- [SET PROBLEM]: Which lines contain the string "университет"? Please list every one of them.

[Entries taken from a collection]
_ _ _ _ _
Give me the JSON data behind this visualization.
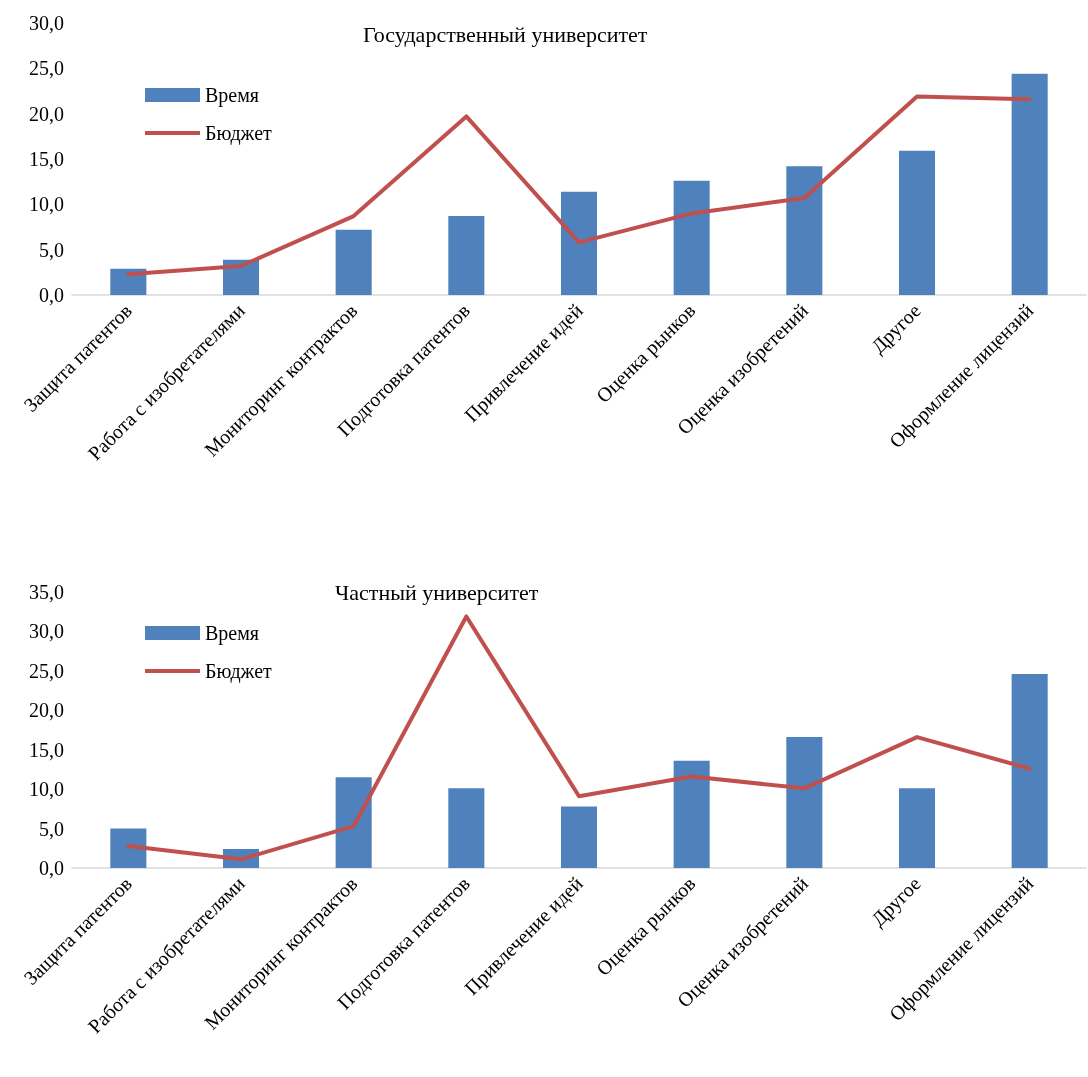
{
  "chart_data": [
    {
      "type": "bar",
      "title": "Государственный университет",
      "categories": [
        "Защита патентов",
        "Работа с изобретателями",
        "Мониторинг контрактов",
        "Подготовка патентов",
        "Привлечение идей",
        "Оценка рынков",
        "Оценка изобретений",
        "Другое",
        "Оформление лицензий"
      ],
      "series": [
        {
          "name": "Время",
          "color": "#4f81bd",
          "values": [
            2.9,
            3.9,
            7.2,
            8.7,
            11.4,
            12.6,
            14.2,
            15.9,
            24.4
          ]
        },
        {
          "name": "Бюджет",
          "type": "line",
          "color": "#c0504d",
          "values": [
            2.3,
            3.2,
            8.7,
            19.7,
            5.8,
            9.0,
            10.7,
            21.9,
            21.6
          ]
        }
      ],
      "ylim": [
        0,
        30
      ],
      "yticks": [
        {
          "value": 0,
          "label": "0,0"
        },
        {
          "value": 5,
          "label": "5,0"
        },
        {
          "value": 10,
          "label": "10,0"
        },
        {
          "value": 15,
          "label": "15,0"
        },
        {
          "value": 20,
          "label": "20,0"
        },
        {
          "value": 25,
          "label": "25,0"
        },
        {
          "value": 30,
          "label": "30,0"
        }
      ],
      "grid": false,
      "legend": "top left",
      "marker": "none",
      "line_style": "solid"
    },
    {
      "type": "bar",
      "title": "Частный университет",
      "categories": [
        "Защита патентов",
        "Работа с изобретателями",
        "Мониторинг контрактов",
        "Подготовка патентов",
        "Привлечение идей",
        "Оценка рынков",
        "Оценка изобретений",
        "Другое",
        "Оформление лицензий"
      ],
      "series": [
        {
          "name": "Время",
          "color": "#4f81bd",
          "values": [
            5.0,
            2.4,
            11.5,
            10.1,
            7.8,
            13.6,
            16.6,
            10.1,
            24.6
          ]
        },
        {
          "name": "Бюджет",
          "type": "line",
          "color": "#c0504d",
          "values": [
            2.8,
            1.1,
            5.3,
            31.9,
            9.1,
            11.6,
            10.1,
            16.6,
            12.6
          ]
        }
      ],
      "ylim": [
        0,
        35
      ],
      "yticks": [
        {
          "value": 0,
          "label": "0,0"
        },
        {
          "value": 5,
          "label": "5,0"
        },
        {
          "value": 10,
          "label": "10,0"
        },
        {
          "value": 15,
          "label": "15,0"
        },
        {
          "value": 20,
          "label": "20,0"
        },
        {
          "value": 25,
          "label": "25,0"
        },
        {
          "value": 30,
          "label": "30,0"
        },
        {
          "value": 35,
          "label": "35,0"
        }
      ],
      "grid": false,
      "legend": "top left",
      "marker": "none",
      "line_style": "solid"
    }
  ]
}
_ _ _ _ _
- [THE COMPLETED TASK]:
      "title": "Государственный университет",
      "title": "Частный университет",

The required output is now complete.